**GIVEN EXERCISE**
Write the listing out again, all of it, word for word.

**TASK INPUTS**
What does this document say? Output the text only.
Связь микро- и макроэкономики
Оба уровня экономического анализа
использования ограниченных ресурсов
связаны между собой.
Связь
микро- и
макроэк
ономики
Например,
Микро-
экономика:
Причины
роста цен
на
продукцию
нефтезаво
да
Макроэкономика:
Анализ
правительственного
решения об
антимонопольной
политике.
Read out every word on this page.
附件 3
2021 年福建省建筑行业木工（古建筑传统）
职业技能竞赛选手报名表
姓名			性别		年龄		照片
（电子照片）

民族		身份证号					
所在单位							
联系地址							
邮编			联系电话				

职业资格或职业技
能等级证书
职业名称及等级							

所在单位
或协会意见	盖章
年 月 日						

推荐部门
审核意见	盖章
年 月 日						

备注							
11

**RESPONSE**
What does this document say? Output the text only.
Связь микро- и макроэкономики
Оба уровня экономического анализа
использования ограниченных ресурсов
связаны между собой.
Связь
микро- и
макроэк
ономики
Например,
Микро-
экономика:
Причины
роста цен
на
продукцию
нефтезаво
да
Макроэкономика:
Анализ
правительственного
решения об
антимонопольной
политике.
Read out every word on this page.
附件 3
2021 年福建省建筑行业木工（古建筑传统）
职业技能竞赛选手报名表
姓名			性别		年龄		照片
（电子照片）

民族		身份证号					
所在单位							
联系地址							
邮编			联系电话				

职业资格或职业技
能等级证书
职业名称及等级							

所在单位
或协会意见	盖章
年 月 日						

推荐部门
审核意见	盖章
年 月 日						

备注							
11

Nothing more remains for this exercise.